(YOUR GOAL)
Exactly repeat all the records below, omitting the images they hold.
** Begin **
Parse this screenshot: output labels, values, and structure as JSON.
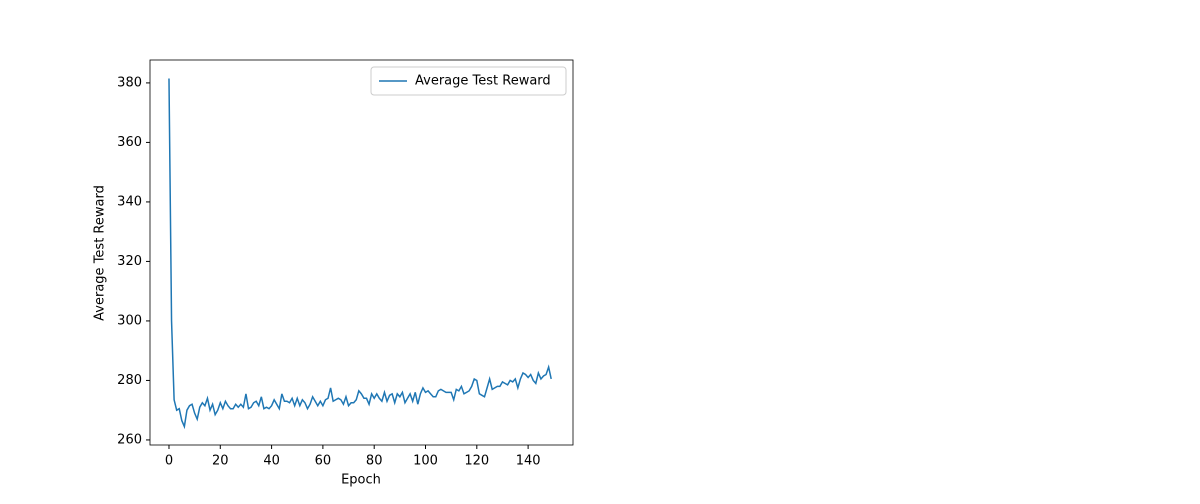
{
  "chart_data": {
    "type": "line",
    "xlabel": "Epoch",
    "ylabel": "Average Test Reward",
    "x": [
      0,
      1,
      2,
      3,
      4,
      5,
      6,
      7,
      8,
      9,
      10,
      11,
      12,
      13,
      14,
      15,
      16,
      17,
      18,
      19,
      20,
      21,
      22,
      23,
      24,
      25,
      26,
      27,
      28,
      29,
      30,
      31,
      32,
      33,
      34,
      35,
      36,
      37,
      38,
      39,
      40,
      41,
      42,
      43,
      44,
      45,
      46,
      47,
      48,
      49,
      50,
      51,
      52,
      53,
      54,
      55,
      56,
      57,
      58,
      59,
      60,
      61,
      62,
      63,
      64,
      65,
      66,
      67,
      68,
      69,
      70,
      71,
      72,
      73,
      74,
      75,
      76,
      77,
      78,
      79,
      80,
      81,
      82,
      83,
      84,
      85,
      86,
      87,
      88,
      89,
      90,
      91,
      92,
      93,
      94,
      95,
      96,
      97,
      98,
      99,
      100,
      101,
      102,
      103,
      104,
      105,
      106,
      107,
      108,
      109,
      110,
      111,
      112,
      113,
      114,
      115,
      116,
      117,
      118,
      119,
      120,
      121,
      122,
      123,
      124,
      125,
      126,
      127,
      128,
      129,
      130,
      131,
      132,
      133,
      134,
      135,
      136,
      137,
      138,
      139,
      140,
      141,
      142,
      143,
      144,
      145,
      146,
      147,
      148,
      149
    ],
    "series": [
      {
        "name": "Average Test Reward",
        "color": "#1f77b4",
        "values": [
          381.5,
          300,
          273.5,
          270,
          270.5,
          266.5,
          264.5,
          270,
          271.5,
          272,
          269,
          267,
          271,
          272.5,
          271.5,
          274,
          270,
          272,
          268.5,
          270,
          272.5,
          270.5,
          273,
          271.5,
          270.5,
          270.5,
          272,
          271,
          272,
          271,
          275.5,
          270.5,
          271,
          272.5,
          273,
          271.5,
          274.5,
          270.5,
          271,
          270.5,
          271.5,
          273.5,
          272,
          270.5,
          275.5,
          273,
          273,
          272.5,
          274,
          271.5,
          274,
          271.5,
          273.5,
          272.5,
          270.5,
          272,
          274.5,
          273,
          271.5,
          273,
          271.5,
          273.5,
          274,
          277.5,
          273,
          273.5,
          274,
          273.5,
          272,
          274.5,
          271.5,
          272.5,
          272.5,
          273.5,
          276.5,
          275.5,
          274,
          274,
          272,
          275.5,
          274,
          275.5,
          274,
          273,
          276,
          273,
          275,
          275.5,
          272.5,
          275.5,
          274.5,
          276,
          272.5,
          274,
          275.5,
          273,
          276,
          272,
          275.5,
          277.5,
          276,
          276.5,
          275.5,
          274.5,
          274.5,
          276.5,
          277,
          276.5,
          276,
          276,
          276,
          273.5,
          277,
          276.5,
          278,
          275.5,
          276,
          276.5,
          278,
          280.5,
          280,
          275.5,
          275,
          274.5,
          277.5,
          280.5,
          277,
          277.5,
          278,
          278,
          279.5,
          279,
          278.5,
          280,
          279.5,
          280.5,
          277.5,
          280.5,
          282.5,
          282,
          281,
          282,
          280,
          279,
          282.5,
          280.5,
          281.5,
          282,
          284.5,
          280.5
        ]
      }
    ],
    "xlim": [
      -7.4,
      157.5
    ],
    "ylim": [
      258.3,
      387.7
    ],
    "xticks": [
      0,
      20,
      40,
      60,
      80,
      100,
      120,
      140
    ],
    "yticks": [
      260,
      280,
      300,
      320,
      340,
      360,
      380
    ],
    "legend": "upper right"
  }
}
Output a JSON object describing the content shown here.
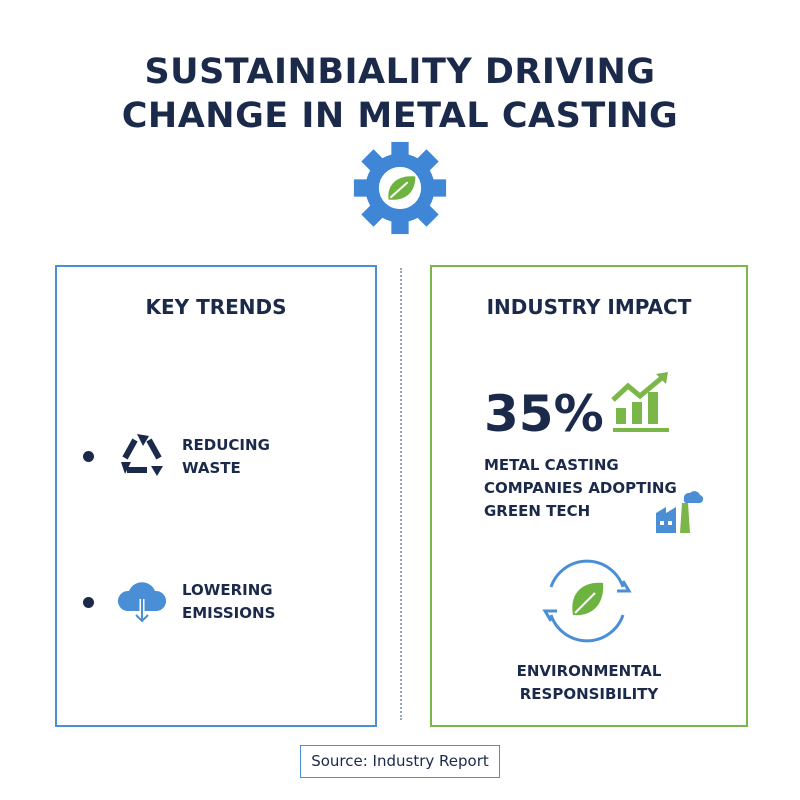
{
  "title": {
    "line1": "SUSTAINBIALITY DRIVING",
    "line2": "CHANGE IN METAL CASTING"
  },
  "colors": {
    "navy": "#1b2a4a",
    "blue": "#4a8fd6",
    "green": "#7ab648"
  },
  "key_trends": {
    "heading": "KEY TRENDS",
    "items": [
      {
        "icon": "recycle-icon",
        "line1": "REDUCING",
        "line2": "WASTE"
      },
      {
        "icon": "cloud-download-icon",
        "line1": "LOWERING",
        "line2": "EMISSIONS"
      }
    ]
  },
  "industry_impact": {
    "heading": "INDUSTRY IMPACT",
    "stat": "35%",
    "stat_line1": "METAL CASTING",
    "stat_line2": "COMPANIES ADOPTING",
    "stat_line3": "GREEN TECH",
    "env_line1": "ENVIRONMENTAL",
    "env_line2": "RESPONSIBILITY"
  },
  "source": "Source: Industry Report"
}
** End **
(FULL RESPONSE)
Parse this screenshot: output labels, values, and structure as JSON.
{
  "chart_data": {
    "type": "line",
    "xlabel": "Epoch",
    "ylabel": "Average Test Reward",
    "x": [
      0,
      1,
      2,
      3,
      4,
      5,
      6,
      7,
      8,
      9,
      10,
      11,
      12,
      13,
      14,
      15,
      16,
      17,
      18,
      19,
      20,
      21,
      22,
      23,
      24,
      25,
      26,
      27,
      28,
      29,
      30,
      31,
      32,
      33,
      34,
      35,
      36,
      37,
      38,
      39,
      40,
      41,
      42,
      43,
      44,
      45,
      46,
      47,
      48,
      49,
      50,
      51,
      52,
      53,
      54,
      55,
      56,
      57,
      58,
      59,
      60,
      61,
      62,
      63,
      64,
      65,
      66,
      67,
      68,
      69,
      70,
      71,
      72,
      73,
      74,
      75,
      76,
      77,
      78,
      79,
      80,
      81,
      82,
      83,
      84,
      85,
      86,
      87,
      88,
      89,
      90,
      91,
      92,
      93,
      94,
      95,
      96,
      97,
      98,
      99,
      100,
      101,
      102,
      103,
      104,
      105,
      106,
      107,
      108,
      109,
      110,
      111,
      112,
      113,
      114,
      115,
      116,
      117,
      118,
      119,
      120,
      121,
      122,
      123,
      124,
      125,
      126,
      127,
      128,
      129,
      130,
      131,
      132,
      133,
      134,
      135,
      136,
      137,
      138,
      139,
      140,
      141,
      142,
      143,
      144,
      145,
      146,
      147,
      148,
      149
    ],
    "series": [
      {
        "name": "Average Test Reward",
        "color": "#1f77b4",
        "values": [
          381.5,
          300,
          273.5,
          270,
          270.5,
          266.5,
          264.5,
          270,
          271.5,
          272,
          269,
          267,
          271,
          272.5,
          271.5,
          274,
          270,
          272,
          268.5,
          270,
          272.5,
          270.5,
          273,
          271.5,
          270.5,
          270.5,
          272,
          271,
          272,
          271,
          275.5,
          270.5,
          271,
          272.5,
          273,
          271.5,
          274.5,
          270.5,
          271,
          270.5,
          271.5,
          273.5,
          272,
          270.5,
          275.5,
          273,
          273,
          272.5,
          274,
          271.5,
          274,
          271.5,
          273.5,
          272.5,
          270.5,
          272,
          274.5,
          273,
          271.5,
          273,
          271.5,
          273.5,
          274,
          277.5,
          273,
          273.5,
          274,
          273.5,
          272,
          274.5,
          271.5,
          272.5,
          272.5,
          273.5,
          276.5,
          275.5,
          274,
          274,
          272,
          275.5,
          274,
          275.5,
          274,
          273,
          276,
          273,
          275,
          275.5,
          272.5,
          275.5,
          274.5,
          276,
          272.5,
          274,
          275.5,
          273,
          276,
          272,
          275.5,
          277.5,
          276,
          276.5,
          275.5,
          274.5,
          274.5,
          276.5,
          277,
          276.5,
          276,
          276,
          276,
          273.5,
          277,
          276.5,
          278,
          275.5,
          276,
          276.5,
          278,
          280.5,
          280,
          275.5,
          275,
          274.5,
          277.5,
          280.5,
          277,
          277.5,
          278,
          278,
          279.5,
          279,
          278.5,
          280,
          279.5,
          280.5,
          277.5,
          280.5,
          282.5,
          282,
          281,
          282,
          280,
          279,
          282.5,
          280.5,
          281.5,
          282,
          284.5,
          280.5
        ]
      }
    ],
    "xlim": [
      -7.4,
      157.5
    ],
    "ylim": [
      258.3,
      387.7
    ],
    "xticks": [
      0,
      20,
      40,
      60,
      80,
      100,
      120,
      140
    ],
    "yticks": [
      260,
      280,
      300,
      320,
      340,
      360,
      380
    ],
    "legend": "upper right"
  }
}
Output a JSON object describing the content shown here.
{
  "title": {
    "line1": "SUSTAINBIALITY DRIVING",
    "line2": "CHANGE IN METAL CASTING"
  },
  "colors": {
    "navy": "#1b2a4a",
    "blue": "#4a8fd6",
    "green": "#7ab648"
  },
  "key_trends": {
    "heading": "KEY TRENDS",
    "items": [
      {
        "icon": "recycle-icon",
        "line1": "REDUCING",
        "line2": "WASTE"
      },
      {
        "icon": "cloud-download-icon",
        "line1": "LOWERING",
        "line2": "EMISSIONS"
      }
    ]
  },
  "industry_impact": {
    "heading": "INDUSTRY IMPACT",
    "stat": "35%",
    "stat_line1": "METAL CASTING",
    "stat_line2": "COMPANIES ADOPTING",
    "stat_line3": "GREEN TECH",
    "env_line1": "ENVIRONMENTAL",
    "env_line2": "RESPONSIBILITY"
  },
  "source": "Source: Industry Report"
}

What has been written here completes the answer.